- WORK INSTRUCTIONS -
Find each line with "John" and copy it.

Extracted data entries:
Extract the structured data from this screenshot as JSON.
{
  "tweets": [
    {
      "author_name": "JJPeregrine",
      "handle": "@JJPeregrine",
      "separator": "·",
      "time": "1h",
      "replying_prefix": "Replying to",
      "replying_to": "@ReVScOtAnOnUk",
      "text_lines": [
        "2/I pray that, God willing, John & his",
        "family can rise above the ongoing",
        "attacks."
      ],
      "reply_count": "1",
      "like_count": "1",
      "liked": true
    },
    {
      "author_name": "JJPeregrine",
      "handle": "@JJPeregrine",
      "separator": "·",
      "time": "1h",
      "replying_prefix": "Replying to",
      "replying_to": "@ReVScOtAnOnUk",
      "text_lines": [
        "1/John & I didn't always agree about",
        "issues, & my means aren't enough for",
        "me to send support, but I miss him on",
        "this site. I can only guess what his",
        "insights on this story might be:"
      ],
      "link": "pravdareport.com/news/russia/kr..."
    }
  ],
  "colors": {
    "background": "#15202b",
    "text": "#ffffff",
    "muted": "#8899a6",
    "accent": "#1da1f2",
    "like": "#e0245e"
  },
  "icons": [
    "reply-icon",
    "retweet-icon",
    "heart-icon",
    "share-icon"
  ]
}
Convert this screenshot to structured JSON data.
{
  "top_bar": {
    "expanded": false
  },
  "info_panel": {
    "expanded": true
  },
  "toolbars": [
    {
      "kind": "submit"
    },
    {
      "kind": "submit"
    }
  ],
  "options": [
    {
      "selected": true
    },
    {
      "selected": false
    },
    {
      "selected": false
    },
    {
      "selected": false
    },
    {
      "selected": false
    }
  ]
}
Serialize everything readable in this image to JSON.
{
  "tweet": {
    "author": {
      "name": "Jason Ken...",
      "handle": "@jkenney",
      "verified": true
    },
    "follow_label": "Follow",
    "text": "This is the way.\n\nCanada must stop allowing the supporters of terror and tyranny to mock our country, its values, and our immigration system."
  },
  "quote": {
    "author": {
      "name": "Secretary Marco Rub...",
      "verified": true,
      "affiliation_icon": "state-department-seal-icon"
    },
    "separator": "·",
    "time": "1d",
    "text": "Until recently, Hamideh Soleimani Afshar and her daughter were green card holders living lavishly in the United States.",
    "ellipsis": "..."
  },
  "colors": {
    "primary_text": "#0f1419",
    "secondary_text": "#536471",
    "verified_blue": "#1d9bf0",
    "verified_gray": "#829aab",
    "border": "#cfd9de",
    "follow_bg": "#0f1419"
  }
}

- EXERCISE RESULT -
        "2/I pray that, God willing, John & his",
        "1/John & I didn't always agree about",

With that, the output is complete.